====== Provided data ======

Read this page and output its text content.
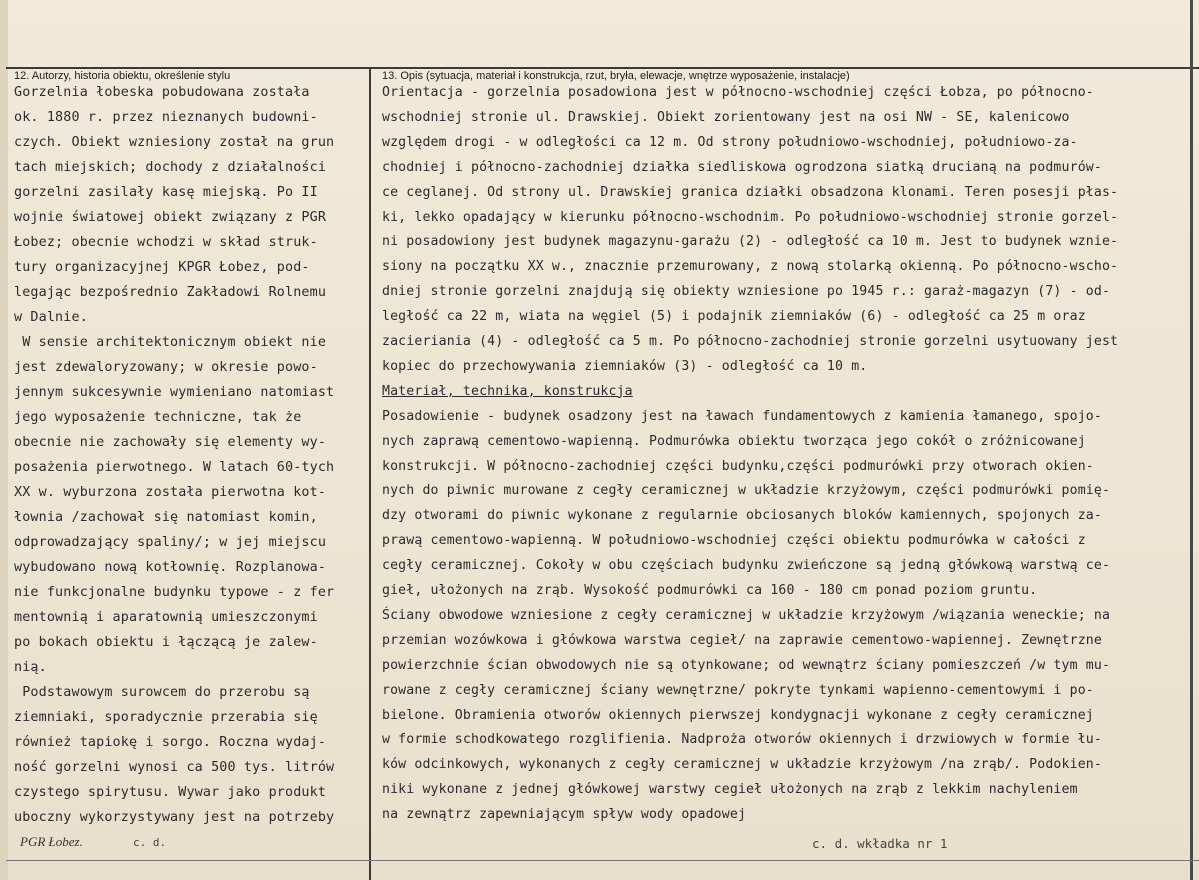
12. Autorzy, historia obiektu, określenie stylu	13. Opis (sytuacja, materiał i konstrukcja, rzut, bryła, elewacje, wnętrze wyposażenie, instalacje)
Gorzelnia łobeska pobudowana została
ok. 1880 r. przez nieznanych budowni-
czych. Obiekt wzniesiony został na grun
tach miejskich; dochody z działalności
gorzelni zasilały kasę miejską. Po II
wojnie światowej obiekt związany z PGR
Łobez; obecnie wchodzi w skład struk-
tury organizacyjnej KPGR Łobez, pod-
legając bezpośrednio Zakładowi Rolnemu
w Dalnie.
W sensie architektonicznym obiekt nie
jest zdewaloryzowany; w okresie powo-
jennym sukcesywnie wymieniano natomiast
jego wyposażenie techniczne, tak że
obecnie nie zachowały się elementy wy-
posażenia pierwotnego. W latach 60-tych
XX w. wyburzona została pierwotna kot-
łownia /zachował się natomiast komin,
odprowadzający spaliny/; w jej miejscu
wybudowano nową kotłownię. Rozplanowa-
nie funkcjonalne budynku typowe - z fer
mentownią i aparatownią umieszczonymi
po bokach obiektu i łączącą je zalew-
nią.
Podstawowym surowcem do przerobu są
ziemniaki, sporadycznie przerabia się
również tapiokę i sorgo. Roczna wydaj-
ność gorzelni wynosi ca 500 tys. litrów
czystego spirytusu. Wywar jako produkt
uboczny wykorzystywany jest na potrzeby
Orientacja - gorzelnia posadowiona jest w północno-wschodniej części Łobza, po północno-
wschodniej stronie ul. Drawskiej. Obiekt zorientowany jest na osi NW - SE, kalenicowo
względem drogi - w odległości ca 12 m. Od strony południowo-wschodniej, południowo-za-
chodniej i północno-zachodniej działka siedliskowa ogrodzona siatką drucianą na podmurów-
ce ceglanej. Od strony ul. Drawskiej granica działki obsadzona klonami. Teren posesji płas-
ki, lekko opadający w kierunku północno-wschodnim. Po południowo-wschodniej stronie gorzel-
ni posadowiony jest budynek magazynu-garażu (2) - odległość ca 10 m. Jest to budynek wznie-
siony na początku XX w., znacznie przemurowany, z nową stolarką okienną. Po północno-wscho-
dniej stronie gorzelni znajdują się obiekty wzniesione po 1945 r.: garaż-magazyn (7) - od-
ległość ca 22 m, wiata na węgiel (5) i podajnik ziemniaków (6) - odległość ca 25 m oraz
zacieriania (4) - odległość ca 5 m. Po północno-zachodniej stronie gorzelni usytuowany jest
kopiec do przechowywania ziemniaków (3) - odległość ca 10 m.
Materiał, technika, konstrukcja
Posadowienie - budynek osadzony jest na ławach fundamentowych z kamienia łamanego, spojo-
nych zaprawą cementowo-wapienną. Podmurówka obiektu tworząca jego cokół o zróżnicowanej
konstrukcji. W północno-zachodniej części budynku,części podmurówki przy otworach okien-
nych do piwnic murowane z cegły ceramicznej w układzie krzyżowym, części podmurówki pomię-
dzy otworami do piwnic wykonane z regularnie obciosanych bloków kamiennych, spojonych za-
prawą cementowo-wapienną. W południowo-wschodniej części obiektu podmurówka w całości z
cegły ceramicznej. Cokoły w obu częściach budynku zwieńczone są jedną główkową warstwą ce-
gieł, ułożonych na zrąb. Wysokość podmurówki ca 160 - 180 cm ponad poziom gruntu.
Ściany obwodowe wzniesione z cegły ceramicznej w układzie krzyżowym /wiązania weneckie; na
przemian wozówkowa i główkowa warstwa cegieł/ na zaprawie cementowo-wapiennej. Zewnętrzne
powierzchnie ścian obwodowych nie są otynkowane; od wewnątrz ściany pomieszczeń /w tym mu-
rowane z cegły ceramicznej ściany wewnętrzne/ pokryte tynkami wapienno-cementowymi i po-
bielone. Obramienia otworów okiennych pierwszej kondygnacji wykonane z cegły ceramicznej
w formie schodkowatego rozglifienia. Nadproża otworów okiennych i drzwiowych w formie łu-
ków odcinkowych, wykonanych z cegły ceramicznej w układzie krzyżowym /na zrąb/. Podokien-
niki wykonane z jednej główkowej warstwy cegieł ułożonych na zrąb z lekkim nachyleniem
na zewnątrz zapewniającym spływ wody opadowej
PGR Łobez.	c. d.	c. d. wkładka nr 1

======
====== Provided data ======

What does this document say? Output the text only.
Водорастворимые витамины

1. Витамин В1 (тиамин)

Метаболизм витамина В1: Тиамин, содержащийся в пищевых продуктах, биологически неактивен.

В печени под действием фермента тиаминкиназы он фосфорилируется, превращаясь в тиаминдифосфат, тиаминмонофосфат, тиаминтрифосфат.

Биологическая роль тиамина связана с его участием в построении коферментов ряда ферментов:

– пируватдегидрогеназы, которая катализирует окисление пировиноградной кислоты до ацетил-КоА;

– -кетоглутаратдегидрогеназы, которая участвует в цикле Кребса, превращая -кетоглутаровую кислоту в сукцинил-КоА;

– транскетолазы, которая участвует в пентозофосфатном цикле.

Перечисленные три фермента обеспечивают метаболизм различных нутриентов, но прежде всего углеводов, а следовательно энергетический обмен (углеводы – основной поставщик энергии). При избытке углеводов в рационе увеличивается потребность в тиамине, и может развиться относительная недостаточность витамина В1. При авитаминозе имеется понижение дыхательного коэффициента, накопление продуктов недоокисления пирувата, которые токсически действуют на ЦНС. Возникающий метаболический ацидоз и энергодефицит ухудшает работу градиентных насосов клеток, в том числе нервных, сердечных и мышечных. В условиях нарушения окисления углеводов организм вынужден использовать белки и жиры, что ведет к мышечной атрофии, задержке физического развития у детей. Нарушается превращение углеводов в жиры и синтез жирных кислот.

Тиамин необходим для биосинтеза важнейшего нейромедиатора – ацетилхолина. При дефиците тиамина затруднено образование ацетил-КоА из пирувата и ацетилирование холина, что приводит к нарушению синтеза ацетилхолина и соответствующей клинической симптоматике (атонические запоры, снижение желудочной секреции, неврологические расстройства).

======

Problem details = Gather up every line in the data above that contains the word "piwnic", copying each one.

The solution =
nych do piwnic murowane z cegły ceramicznej w układzie krzyżowym, części podmurówki pomię-
dzy otworami do piwnic wykonane z regularnie obciosanych bloków kamiennych, spojonych za-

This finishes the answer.